**** Material provided
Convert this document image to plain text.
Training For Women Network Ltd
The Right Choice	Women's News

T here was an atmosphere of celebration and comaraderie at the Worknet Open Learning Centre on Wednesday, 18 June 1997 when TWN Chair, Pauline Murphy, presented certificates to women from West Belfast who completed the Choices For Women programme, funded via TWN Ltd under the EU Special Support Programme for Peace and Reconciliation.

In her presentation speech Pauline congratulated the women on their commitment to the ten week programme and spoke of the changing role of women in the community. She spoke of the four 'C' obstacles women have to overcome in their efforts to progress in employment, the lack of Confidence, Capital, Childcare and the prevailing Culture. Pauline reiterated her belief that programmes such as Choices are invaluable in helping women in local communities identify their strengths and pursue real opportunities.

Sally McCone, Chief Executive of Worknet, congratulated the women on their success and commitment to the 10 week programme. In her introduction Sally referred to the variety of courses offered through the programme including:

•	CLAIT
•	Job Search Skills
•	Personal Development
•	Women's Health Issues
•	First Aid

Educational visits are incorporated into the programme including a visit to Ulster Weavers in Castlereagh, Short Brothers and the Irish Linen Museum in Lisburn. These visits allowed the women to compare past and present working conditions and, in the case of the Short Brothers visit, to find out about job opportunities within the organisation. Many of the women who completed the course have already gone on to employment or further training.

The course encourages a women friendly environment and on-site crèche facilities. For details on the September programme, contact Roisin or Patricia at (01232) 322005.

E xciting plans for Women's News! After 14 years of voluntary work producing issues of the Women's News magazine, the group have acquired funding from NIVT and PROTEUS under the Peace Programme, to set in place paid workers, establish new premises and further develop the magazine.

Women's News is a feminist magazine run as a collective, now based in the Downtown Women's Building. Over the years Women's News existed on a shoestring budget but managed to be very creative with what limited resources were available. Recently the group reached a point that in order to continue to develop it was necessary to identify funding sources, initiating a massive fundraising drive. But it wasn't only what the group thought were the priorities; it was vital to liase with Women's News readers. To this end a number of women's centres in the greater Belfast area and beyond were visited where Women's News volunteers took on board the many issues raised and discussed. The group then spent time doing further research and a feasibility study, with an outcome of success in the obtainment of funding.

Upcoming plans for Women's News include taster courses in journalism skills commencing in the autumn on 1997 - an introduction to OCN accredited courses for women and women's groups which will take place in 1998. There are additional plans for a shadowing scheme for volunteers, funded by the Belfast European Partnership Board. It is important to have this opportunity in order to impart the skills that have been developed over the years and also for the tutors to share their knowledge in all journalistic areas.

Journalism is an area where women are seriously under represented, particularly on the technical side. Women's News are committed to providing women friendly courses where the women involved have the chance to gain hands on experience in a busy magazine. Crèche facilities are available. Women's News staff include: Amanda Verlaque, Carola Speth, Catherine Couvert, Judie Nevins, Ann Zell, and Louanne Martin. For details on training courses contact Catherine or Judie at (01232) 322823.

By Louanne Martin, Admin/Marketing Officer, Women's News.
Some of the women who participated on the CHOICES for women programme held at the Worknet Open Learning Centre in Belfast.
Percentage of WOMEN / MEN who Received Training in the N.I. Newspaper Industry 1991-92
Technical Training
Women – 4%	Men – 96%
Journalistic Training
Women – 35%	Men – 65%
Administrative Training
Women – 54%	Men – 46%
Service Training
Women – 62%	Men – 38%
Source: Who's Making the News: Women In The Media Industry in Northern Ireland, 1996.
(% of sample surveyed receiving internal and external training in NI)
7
********
**** Material provided
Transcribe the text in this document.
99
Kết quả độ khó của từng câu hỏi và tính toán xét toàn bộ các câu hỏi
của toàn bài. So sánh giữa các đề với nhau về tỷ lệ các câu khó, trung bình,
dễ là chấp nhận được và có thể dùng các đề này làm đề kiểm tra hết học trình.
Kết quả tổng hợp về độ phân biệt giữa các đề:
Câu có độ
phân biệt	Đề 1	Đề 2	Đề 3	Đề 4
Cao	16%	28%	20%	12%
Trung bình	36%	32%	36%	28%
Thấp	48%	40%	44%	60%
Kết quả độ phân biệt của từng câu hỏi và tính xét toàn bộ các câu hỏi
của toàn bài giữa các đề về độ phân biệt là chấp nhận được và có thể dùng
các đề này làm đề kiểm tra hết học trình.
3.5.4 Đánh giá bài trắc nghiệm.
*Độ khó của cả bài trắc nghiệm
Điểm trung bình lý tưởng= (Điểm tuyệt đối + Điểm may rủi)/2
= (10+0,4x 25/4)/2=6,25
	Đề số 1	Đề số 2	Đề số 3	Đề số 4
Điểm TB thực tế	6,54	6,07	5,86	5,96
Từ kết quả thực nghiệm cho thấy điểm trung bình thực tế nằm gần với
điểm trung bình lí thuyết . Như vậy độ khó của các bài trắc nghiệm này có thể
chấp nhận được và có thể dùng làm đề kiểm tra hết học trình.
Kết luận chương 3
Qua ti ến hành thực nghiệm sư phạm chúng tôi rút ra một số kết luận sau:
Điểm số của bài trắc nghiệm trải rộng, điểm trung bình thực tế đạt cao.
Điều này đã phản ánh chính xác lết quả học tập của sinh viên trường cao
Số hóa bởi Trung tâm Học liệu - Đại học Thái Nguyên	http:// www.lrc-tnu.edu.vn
********
**** Material provided
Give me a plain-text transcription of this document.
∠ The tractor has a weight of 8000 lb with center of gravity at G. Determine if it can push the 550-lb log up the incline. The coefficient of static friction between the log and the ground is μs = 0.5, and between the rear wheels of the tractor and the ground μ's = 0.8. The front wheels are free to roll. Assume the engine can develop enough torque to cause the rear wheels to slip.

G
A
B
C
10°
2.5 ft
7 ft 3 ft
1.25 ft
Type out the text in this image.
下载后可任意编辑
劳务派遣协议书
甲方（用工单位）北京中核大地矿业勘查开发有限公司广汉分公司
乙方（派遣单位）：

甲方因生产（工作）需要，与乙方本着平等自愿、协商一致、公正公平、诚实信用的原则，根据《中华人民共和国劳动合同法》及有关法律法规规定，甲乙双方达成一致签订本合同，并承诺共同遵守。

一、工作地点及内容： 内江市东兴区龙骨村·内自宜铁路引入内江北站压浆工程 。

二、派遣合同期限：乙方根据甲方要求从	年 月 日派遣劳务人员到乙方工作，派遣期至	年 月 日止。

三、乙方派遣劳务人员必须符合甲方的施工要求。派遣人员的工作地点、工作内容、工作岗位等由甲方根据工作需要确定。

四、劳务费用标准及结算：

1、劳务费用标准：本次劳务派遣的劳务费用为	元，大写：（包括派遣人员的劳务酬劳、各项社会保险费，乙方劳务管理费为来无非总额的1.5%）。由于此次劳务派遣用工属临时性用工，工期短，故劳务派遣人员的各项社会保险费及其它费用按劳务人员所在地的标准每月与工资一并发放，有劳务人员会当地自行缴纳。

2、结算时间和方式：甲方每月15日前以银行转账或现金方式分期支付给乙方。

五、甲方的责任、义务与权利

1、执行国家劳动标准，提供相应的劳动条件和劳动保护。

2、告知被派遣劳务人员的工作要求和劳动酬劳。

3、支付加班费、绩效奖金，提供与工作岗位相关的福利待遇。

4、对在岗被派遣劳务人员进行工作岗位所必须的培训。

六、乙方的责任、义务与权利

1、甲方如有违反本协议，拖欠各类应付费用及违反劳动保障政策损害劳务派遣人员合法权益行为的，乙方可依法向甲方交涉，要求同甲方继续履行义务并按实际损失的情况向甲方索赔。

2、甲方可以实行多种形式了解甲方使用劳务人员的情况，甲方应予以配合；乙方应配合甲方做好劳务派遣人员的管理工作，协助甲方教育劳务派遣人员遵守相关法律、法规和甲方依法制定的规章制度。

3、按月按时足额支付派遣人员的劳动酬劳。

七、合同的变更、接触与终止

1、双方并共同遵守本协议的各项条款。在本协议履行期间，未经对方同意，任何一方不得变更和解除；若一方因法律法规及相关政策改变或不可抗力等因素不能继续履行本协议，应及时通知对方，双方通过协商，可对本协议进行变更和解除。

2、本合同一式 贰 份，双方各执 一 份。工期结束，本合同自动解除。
********
Directions ▸
Report the count of lines in the entries that contain the string "plain", and nothing besides it.

Output of the exercise ▸
2